**CONSIGNE 1:**
Quels vins l'extrait sur les vins de Bordeaux range-t-il dans la troisième classe ?
**CONSIGNE 2:**
D'après l'extrait sur les vins de Bordeaux, les affirmations suivantes sont-elles exactes ? (a) Le cru du Château-Yquem occupe le premier rang parmi les vins blancs. (b) Pauillac appartient à la troisième classe. (c) On compte cinq grands vins de Bordeaux.
**CONSIGNE 3:**
Pouvez-vous transcrire sans rien changer le passage de l'extrait sur les vins de Bordeaux qui commence par « On ne compte » et se termine par « de la Gironde. » ?

**EXTRAIT:**
------------------------------------------------

On ne compte guère que trois grands vins de Bordeaux, provenant des vignes de Château-Margaux, Château-Laffitte et Châleau-Latour ; viennent ensuite les Haut-Brion, Branne-Mouton, Pontet-Canet, Léoville, Château-de-Gruau-Larose, Saint-Emilion, Pichon-Longueville, Cos-d’Estournelle, etc. On range dans une troisième classe les Saint-Julien, Château-de-Bécherelle, Château-Carnot, Cantenac, etc. Enfin Saint-Estephe, Pauillac et quelques autres de Labarde et Margaux, plusieurs crus inférieurs des mêmes localités, forment une quatrième classe des vins de la Gironde.

Parmi les vins blancs, le cru du Château-Yquem tient le premier rang au-dessus des vins, renommés toutefois, de Sauterne, Barsac, et des Graves, Langon, Blanquefort, etc.

------------------------------------------------

**INFORMATIONS EXTRAITES:**
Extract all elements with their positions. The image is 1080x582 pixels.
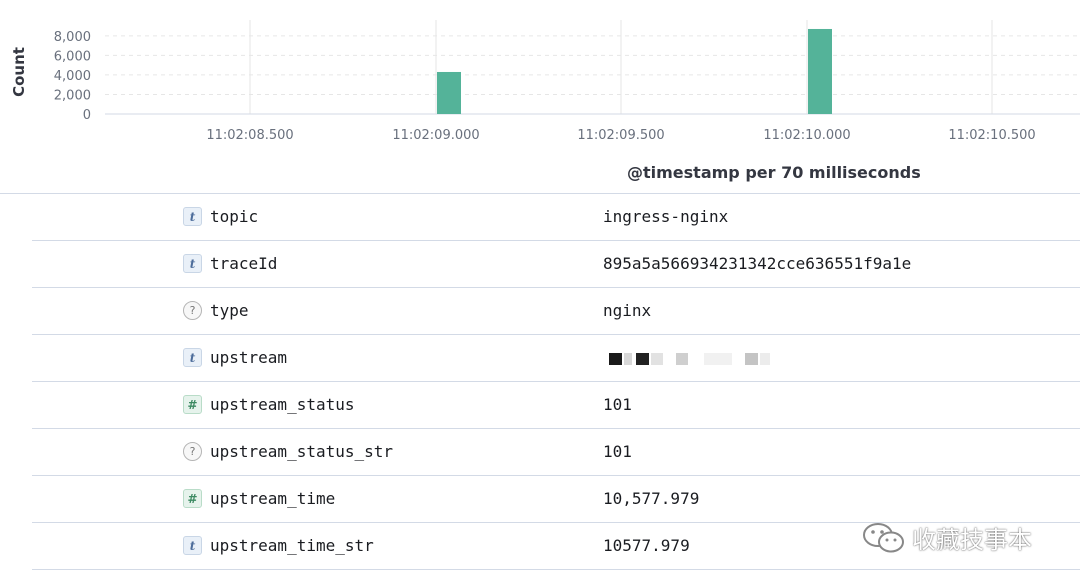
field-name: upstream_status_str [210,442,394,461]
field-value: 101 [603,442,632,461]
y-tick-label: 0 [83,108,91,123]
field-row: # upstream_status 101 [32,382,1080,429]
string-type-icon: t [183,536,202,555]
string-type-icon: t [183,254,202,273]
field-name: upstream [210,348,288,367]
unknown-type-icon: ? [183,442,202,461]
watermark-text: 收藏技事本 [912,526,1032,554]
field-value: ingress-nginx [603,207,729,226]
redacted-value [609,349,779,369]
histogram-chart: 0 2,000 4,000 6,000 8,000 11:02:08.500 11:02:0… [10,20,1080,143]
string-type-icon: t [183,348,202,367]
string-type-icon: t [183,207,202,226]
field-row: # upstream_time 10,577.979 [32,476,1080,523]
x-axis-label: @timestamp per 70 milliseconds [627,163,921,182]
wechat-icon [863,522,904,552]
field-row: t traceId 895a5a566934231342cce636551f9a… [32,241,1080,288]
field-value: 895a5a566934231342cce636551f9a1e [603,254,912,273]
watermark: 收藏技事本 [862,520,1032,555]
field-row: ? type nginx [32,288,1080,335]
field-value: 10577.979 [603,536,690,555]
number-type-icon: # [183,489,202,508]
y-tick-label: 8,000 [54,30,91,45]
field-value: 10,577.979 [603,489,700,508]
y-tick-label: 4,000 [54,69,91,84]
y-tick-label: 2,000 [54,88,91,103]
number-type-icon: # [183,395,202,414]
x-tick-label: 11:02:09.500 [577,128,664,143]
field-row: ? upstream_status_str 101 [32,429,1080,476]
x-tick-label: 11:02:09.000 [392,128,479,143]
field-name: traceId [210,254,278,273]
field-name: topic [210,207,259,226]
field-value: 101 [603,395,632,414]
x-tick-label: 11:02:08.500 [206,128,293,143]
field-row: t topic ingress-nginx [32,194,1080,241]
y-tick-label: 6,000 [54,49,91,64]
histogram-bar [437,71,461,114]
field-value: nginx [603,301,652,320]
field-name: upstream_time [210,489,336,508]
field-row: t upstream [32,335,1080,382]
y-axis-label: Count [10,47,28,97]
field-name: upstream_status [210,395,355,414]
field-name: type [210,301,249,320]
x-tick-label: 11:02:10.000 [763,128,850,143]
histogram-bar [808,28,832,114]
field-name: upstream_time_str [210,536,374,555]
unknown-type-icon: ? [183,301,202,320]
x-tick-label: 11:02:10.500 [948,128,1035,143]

------------------------------------------------

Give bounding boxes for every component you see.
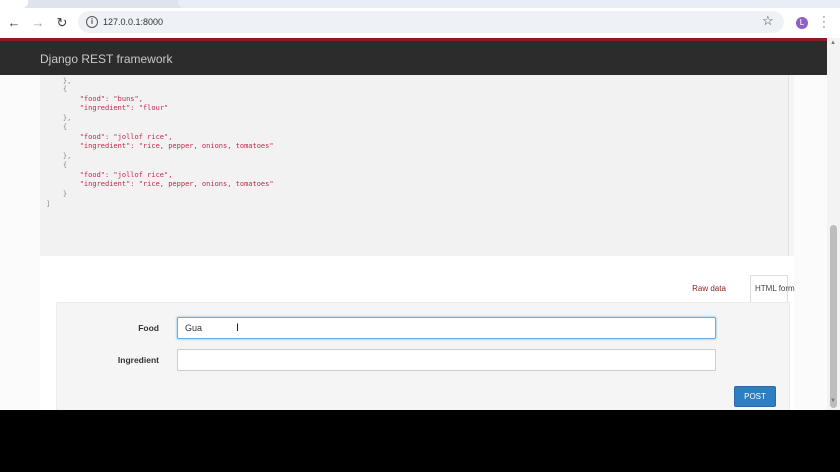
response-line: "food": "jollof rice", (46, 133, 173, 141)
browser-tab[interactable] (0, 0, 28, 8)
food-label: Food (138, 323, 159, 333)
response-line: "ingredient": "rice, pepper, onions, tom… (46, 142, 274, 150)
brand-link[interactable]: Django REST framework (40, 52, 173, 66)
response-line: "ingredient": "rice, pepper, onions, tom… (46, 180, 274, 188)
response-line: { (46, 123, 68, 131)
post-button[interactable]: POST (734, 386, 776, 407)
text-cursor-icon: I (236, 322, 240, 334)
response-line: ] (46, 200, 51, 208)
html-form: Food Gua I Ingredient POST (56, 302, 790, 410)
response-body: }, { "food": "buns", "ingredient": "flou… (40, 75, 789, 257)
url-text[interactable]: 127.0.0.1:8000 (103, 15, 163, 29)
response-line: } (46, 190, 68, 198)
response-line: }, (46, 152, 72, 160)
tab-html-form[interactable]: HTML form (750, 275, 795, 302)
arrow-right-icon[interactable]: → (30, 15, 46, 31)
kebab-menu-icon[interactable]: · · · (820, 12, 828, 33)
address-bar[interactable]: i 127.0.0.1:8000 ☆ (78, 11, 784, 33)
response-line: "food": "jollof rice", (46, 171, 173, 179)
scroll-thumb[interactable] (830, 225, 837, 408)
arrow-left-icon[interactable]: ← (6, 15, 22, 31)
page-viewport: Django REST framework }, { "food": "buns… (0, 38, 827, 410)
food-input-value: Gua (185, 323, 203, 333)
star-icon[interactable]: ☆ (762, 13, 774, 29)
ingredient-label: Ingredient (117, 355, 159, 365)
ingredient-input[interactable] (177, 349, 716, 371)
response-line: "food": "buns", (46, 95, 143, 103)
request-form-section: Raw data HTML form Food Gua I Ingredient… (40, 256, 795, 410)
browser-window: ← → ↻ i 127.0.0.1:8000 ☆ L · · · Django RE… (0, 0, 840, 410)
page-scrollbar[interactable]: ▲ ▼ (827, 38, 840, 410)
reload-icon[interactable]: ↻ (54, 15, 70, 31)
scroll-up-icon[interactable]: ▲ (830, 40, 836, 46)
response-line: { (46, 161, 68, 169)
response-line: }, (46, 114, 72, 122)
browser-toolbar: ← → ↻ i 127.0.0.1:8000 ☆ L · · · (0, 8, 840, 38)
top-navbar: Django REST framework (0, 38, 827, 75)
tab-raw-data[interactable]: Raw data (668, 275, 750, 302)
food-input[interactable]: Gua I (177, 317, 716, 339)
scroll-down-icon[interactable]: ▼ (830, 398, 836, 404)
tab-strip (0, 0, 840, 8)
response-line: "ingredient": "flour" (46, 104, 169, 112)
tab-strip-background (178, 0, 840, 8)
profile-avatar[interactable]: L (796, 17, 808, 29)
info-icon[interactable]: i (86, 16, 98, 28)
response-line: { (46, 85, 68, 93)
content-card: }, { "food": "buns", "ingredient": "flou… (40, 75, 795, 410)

------------------------------------------------

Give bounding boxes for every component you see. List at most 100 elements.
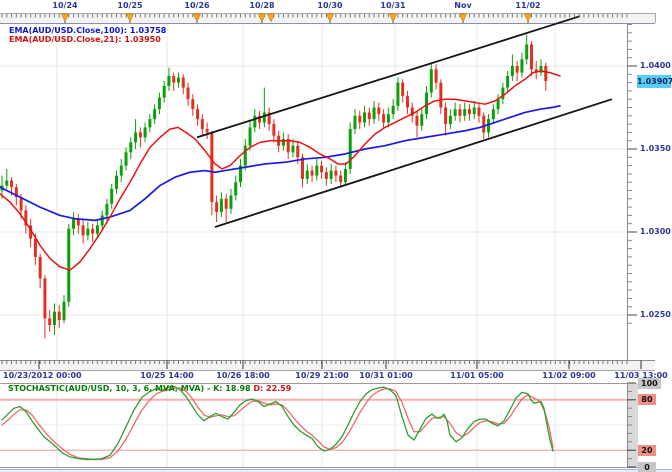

------------------------------------------------

**RÉSULTAT FINAL 1:**
Saint-Julien, Château-de-Bécherelle, Château-Carnot, Cantenac.

**RÉSULTAT FINAL 2:**
(a) Oui : « Parmi les vins blancs, le cru du Château-Yquem tient le premier rang ».
(b) Non : « Enfin Saint-Estephe, Pauillac et quelques autres de Labarde et Margaux, plusieurs crus inférieurs des mêmes localités, forment une quatrième classe des vins de la Gironde ».
(c) Non : « On ne compte guère que trois grands vins de Bordeaux ».

**RÉSULTAT FINAL 3:**
On ne compte guère que trois grands vins de Bordeaux, provenant des vignes de Château-Margaux, Château-Laffitte et Châleau-Latour ; viennent ensuite les Haut-Brion, Branne-Mouton, Pontet-Canet, Léoville, Château-de-Gruau-Larose, Saint-Emilion, Pichon-Longueville, Cos-d’Estournelle, etc. On range dans une troisième classe les Saint-Julien, Château-de-Bécherelle, Château-Carnot, Cantenac, etc. Enfin Saint-Estephe, Pauillac et quelques autres de Labarde et Margaux, plusieurs crus inférieurs des mêmes localités, forment une quatrième classe des vins de la Gironde.